** START Provided records **

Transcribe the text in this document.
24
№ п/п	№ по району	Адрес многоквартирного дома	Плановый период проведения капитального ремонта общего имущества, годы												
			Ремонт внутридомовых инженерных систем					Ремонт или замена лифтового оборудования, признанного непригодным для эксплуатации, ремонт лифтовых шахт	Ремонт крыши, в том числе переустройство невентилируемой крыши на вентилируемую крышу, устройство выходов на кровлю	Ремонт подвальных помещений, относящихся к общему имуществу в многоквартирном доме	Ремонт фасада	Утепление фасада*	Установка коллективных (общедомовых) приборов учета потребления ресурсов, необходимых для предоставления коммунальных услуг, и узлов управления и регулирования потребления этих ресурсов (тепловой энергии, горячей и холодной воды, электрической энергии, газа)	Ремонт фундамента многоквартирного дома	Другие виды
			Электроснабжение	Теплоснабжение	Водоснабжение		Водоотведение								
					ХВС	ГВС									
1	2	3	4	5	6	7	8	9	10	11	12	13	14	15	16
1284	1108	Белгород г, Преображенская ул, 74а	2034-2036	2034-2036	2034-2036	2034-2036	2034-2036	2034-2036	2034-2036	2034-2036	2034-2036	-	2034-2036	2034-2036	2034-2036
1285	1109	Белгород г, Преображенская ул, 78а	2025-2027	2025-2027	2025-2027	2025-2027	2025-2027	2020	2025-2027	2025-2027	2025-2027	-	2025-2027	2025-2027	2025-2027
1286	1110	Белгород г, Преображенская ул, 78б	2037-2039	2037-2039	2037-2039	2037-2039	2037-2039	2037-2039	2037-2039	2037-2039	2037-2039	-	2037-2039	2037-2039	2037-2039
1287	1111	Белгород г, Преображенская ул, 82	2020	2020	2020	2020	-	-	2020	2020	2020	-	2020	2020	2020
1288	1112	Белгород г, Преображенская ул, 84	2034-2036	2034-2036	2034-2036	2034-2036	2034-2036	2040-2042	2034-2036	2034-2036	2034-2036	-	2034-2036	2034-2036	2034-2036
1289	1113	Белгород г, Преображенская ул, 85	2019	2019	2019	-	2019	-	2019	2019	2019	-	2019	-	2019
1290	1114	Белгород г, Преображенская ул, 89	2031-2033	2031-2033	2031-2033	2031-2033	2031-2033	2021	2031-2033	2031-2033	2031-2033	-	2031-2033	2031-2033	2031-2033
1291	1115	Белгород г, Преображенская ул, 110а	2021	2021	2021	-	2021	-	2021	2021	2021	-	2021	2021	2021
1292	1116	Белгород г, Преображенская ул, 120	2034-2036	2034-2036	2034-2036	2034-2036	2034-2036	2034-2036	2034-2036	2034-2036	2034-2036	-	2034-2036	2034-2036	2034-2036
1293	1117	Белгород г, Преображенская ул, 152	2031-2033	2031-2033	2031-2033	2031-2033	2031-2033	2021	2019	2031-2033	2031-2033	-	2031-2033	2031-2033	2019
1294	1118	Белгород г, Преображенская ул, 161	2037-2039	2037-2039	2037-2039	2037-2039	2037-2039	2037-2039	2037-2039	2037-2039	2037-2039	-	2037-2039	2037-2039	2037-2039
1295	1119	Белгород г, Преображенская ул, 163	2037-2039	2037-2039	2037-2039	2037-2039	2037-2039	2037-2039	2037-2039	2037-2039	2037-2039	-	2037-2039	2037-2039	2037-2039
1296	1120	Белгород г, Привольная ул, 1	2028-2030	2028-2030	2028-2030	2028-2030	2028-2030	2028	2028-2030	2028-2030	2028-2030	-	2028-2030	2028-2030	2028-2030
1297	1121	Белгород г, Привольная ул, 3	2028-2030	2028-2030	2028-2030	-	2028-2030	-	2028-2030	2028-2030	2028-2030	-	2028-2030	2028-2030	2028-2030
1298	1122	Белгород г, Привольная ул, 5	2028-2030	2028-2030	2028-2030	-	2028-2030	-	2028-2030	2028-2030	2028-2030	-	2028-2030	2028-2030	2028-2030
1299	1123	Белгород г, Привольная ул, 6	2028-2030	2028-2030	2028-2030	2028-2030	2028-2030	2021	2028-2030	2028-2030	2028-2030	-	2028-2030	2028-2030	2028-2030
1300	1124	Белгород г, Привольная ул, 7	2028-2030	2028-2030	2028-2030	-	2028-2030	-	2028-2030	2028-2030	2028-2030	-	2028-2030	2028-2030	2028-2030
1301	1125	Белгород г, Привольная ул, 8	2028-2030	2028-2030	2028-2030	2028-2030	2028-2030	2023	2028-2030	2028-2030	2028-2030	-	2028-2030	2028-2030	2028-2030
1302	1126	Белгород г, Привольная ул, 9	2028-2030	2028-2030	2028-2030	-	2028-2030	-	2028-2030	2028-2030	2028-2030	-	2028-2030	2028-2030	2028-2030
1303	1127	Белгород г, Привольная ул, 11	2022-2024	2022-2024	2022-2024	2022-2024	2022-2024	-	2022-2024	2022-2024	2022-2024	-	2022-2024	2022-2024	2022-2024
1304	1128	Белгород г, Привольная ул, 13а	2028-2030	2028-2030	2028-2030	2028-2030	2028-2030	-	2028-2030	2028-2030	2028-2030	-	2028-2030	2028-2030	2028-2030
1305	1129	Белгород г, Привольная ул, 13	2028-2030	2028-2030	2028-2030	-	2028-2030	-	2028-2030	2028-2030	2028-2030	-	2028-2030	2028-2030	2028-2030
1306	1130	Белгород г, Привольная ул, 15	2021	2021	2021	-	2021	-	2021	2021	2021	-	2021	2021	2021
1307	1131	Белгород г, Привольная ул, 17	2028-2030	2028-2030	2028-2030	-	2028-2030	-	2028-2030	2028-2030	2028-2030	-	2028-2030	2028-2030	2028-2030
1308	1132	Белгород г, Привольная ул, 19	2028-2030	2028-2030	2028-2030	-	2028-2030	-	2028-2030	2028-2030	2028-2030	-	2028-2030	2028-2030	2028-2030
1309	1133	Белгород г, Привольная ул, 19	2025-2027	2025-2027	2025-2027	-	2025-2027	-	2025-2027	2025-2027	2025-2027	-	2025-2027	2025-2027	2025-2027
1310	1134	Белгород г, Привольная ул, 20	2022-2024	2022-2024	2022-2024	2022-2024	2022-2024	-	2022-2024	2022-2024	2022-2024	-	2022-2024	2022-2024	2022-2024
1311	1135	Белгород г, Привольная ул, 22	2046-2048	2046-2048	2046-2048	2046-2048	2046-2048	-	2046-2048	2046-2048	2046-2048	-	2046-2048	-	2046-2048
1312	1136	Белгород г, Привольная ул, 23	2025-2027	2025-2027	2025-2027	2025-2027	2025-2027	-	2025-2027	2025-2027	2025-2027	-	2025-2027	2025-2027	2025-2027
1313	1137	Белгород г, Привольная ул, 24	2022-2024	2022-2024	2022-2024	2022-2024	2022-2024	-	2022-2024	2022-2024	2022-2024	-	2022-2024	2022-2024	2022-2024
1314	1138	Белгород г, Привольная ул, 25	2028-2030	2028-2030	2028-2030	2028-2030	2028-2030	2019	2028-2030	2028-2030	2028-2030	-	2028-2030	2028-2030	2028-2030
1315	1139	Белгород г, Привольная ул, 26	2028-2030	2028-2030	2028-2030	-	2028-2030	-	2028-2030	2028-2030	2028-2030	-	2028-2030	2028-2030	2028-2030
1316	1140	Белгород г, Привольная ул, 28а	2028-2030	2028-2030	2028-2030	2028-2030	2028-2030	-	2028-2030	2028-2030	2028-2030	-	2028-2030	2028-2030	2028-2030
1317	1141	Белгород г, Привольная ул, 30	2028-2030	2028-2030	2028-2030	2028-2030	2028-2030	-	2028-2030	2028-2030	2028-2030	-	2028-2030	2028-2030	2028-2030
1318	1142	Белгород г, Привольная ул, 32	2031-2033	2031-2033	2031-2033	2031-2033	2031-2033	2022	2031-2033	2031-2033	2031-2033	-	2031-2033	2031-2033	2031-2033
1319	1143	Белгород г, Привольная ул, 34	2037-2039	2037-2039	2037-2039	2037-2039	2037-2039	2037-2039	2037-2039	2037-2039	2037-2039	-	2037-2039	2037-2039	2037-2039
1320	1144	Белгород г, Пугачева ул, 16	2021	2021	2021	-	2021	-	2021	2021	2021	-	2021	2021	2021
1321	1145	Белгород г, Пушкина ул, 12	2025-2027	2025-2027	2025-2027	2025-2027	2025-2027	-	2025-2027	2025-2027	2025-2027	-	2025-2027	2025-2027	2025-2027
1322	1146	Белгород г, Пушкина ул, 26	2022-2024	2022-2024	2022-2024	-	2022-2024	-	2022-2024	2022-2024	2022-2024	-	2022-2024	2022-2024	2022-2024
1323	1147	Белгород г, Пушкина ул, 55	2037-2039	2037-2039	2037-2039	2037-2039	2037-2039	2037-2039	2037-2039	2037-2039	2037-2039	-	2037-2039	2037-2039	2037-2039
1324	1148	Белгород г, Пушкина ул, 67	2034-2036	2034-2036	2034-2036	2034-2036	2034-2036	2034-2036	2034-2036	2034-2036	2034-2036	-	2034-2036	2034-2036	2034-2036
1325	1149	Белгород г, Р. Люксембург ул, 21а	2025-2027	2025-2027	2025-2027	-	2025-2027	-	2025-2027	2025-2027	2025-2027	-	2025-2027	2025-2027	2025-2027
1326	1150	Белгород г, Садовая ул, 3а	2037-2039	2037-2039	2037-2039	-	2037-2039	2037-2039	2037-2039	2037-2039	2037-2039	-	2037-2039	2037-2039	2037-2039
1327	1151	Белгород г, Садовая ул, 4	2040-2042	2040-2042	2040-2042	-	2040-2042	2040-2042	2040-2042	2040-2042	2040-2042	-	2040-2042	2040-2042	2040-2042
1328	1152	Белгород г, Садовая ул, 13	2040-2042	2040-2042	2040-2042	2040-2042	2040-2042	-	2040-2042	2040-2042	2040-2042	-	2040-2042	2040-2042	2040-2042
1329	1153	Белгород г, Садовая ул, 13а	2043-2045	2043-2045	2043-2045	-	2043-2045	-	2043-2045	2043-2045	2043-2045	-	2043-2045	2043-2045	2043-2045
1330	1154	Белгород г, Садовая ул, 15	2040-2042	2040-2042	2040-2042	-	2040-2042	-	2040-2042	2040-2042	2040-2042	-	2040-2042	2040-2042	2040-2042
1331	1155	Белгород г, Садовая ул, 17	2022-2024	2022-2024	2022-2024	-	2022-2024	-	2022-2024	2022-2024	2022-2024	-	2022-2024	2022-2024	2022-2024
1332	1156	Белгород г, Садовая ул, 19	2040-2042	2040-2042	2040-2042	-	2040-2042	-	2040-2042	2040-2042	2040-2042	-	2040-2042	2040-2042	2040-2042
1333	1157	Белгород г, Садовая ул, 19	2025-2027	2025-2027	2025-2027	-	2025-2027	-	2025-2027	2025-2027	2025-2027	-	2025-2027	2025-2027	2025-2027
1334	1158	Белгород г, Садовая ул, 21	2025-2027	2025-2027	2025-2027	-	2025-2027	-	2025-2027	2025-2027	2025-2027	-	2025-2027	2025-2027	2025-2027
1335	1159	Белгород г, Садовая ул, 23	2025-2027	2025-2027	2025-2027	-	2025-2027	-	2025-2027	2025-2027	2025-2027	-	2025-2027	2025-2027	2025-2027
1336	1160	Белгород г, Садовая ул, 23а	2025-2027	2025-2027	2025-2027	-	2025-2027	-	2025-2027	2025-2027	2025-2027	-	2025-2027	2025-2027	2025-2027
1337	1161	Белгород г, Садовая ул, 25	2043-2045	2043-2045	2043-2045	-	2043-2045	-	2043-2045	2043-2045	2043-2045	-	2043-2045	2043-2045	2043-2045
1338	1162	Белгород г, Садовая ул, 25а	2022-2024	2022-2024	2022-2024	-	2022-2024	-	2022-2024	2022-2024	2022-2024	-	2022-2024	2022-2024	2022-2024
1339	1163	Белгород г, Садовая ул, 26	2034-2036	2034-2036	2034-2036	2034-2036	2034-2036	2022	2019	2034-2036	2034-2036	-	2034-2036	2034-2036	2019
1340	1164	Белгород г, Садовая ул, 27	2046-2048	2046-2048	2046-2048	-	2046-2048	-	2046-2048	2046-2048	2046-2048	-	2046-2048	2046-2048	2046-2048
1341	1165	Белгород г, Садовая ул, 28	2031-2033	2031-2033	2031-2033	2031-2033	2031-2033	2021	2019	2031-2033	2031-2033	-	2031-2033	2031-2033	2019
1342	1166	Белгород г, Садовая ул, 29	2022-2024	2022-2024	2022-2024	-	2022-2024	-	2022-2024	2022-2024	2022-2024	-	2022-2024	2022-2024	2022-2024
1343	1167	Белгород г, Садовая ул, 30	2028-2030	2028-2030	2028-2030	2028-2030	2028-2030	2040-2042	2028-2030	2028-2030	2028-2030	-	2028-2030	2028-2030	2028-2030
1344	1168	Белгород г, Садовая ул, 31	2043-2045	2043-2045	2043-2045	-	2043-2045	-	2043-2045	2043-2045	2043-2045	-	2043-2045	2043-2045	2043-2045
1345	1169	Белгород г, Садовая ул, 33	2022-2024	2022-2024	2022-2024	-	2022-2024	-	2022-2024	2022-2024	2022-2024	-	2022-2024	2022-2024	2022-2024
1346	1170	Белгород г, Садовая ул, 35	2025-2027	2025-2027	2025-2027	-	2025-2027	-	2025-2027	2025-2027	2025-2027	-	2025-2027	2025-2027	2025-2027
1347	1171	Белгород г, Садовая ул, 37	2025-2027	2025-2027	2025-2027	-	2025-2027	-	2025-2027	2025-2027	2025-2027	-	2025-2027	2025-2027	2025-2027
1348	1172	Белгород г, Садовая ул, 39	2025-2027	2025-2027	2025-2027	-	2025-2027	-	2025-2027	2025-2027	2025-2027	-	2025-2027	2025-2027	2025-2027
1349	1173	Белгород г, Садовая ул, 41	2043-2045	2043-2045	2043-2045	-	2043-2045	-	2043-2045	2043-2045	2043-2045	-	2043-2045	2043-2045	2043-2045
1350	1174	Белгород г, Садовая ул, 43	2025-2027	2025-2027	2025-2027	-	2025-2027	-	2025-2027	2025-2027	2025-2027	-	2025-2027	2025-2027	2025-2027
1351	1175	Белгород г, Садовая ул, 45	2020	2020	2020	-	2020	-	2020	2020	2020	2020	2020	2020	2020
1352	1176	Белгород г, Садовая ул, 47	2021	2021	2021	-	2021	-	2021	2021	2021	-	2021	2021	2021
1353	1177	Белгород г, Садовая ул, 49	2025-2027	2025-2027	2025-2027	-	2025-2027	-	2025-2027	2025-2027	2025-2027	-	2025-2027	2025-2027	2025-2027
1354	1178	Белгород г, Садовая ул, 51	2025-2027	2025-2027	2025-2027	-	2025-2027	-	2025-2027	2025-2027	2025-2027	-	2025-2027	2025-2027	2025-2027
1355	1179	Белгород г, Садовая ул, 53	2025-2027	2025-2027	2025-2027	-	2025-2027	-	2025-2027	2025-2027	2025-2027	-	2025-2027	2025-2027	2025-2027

** END Provided records **

Where a line of the entries contains the word "многоквартирного", copy that line.

№ п/п	№ по району	Адрес многоквартирного дома	Плановый период проведения капитального ремонта общего имущества, годы												
			Ремонт внутридомовых инженерных систем					Ремонт или замена лифтового оборудования, признанного непригодным для эксплуатации, ремонт лифтовых шахт	Ремонт крыши, в том числе переустройство невентилируемой крыши на вентилируемую крышу, устройство выходов на кровлю	Ремонт подвальных помещений, относящихся к общему имуществу в многоквартирном доме	Ремонт фасада	Утепление фасада*	Установка коллективных (общедомовых) приборов учета потребления ресурсов, необходимых для предоставления коммунальных услуг, и узлов управления и регулирования потребления этих ресурсов (тепловой энергии, горячей и холодной воды, электрической энергии, газа)	Ремонт фундамента многоквартирного дома	Другие виды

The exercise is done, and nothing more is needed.